-- Exercise prompt --
Give the material once more, word for word, without any images.

-- Given records --
....................
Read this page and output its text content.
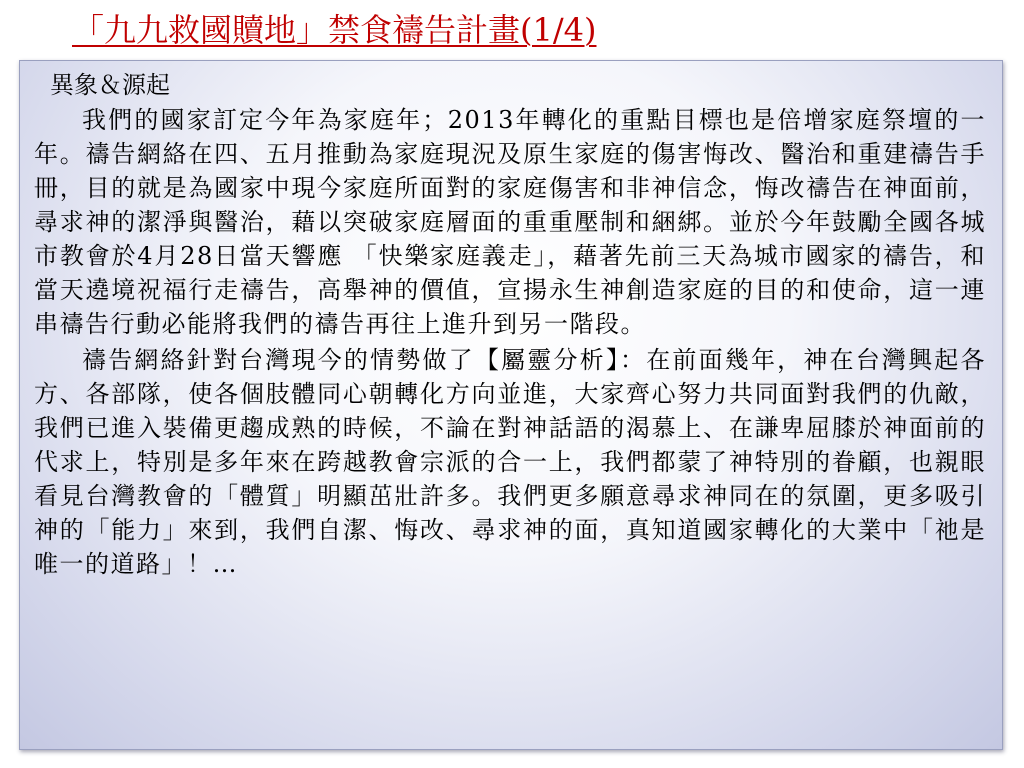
「九九救國贖地」禁食禱告計畫(1/4)
異象＆源起

我們的國家訂定今年為家庭年；2013年轉化的重點目標也是倍增家庭祭壇的一年。禱告網絡在四、五月推動為家庭現況及原生家庭的傷害悔改、醫治和重建禱告手冊，目的就是為國家中現今家庭所面對的家庭傷害和非神信念，悔改禱告在神面前，尋求神的潔淨與醫治，藉以突破家庭層面的重重壓制和綑綁。並於今年鼓勵全國各城市教會於4月28日當天響應 「快樂家庭義走」，藉著先前三天為城市國家的禱告，和當天遶境祝福行走禱告，高舉神的價值，宣揚永生神創造家庭的目的和使命，這一連串禱告行動必能將我們的禱告再往上進升到另一階段。

禱告網絡針對台灣現今的情勢做了【屬靈分析】：在前面幾年，神在台灣興起各方、各部隊，使各個肢體同心朝轉化方向並進，大家齊心努力共同面對我們的仇敵，我們已進入裝備更趨成熟的時候，不論在對神話語的渴慕上、在謙卑屈膝於神面前的代求上，特別是多年來在跨越教會宗派的合一上，我們都蒙了神特別的眷顧，也親眼看見台灣教會的「體質」明顯茁壯許多。我們更多願意尋求神同在的氛圍，更多吸引神的「能力」來到，我們自潔、悔改、尋求神的面，真知道國家轉化的大業中「祂是唯一的道路」！…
....................
-- Full answer --
Read this page and output its text content.
「九九救國贖地」禁食禱告計畫(1/4)
異象＆源起

我們的國家訂定今年為家庭年；2013年轉化的重點目標也是倍增家庭祭壇的一年。禱告網絡在四、五月推動為家庭現況及原生家庭的傷害悔改、醫治和重建禱告手冊，目的就是為國家中現今家庭所面對的家庭傷害和非神信念，悔改禱告在神面前，尋求神的潔淨與醫治，藉以突破家庭層面的重重壓制和綑綁。並於今年鼓勵全國各城市教會於4月28日當天響應 「快樂家庭義走」，藉著先前三天為城市國家的禱告，和當天遶境祝福行走禱告，高舉神的價值，宣揚永生神創造家庭的目的和使命，這一連串禱告行動必能將我們的禱告再往上進升到另一階段。

禱告網絡針對台灣現今的情勢做了【屬靈分析】：在前面幾年，神在台灣興起各方、各部隊，使各個肢體同心朝轉化方向並進，大家齊心努力共同面對我們的仇敵，我們已進入裝備更趨成熟的時候，不論在對神話語的渴慕上、在謙卑屈膝於神面前的代求上，特別是多年來在跨越教會宗派的合一上，我們都蒙了神特別的眷顧，也親眼看見台灣教會的「體質」明顯茁壯許多。我們更多願意尋求神同在的氛圍，更多吸引神的「能力」來到，我們自潔、悔改、尋求神的面，真知道國家轉化的大業中「祂是唯一的道路」！…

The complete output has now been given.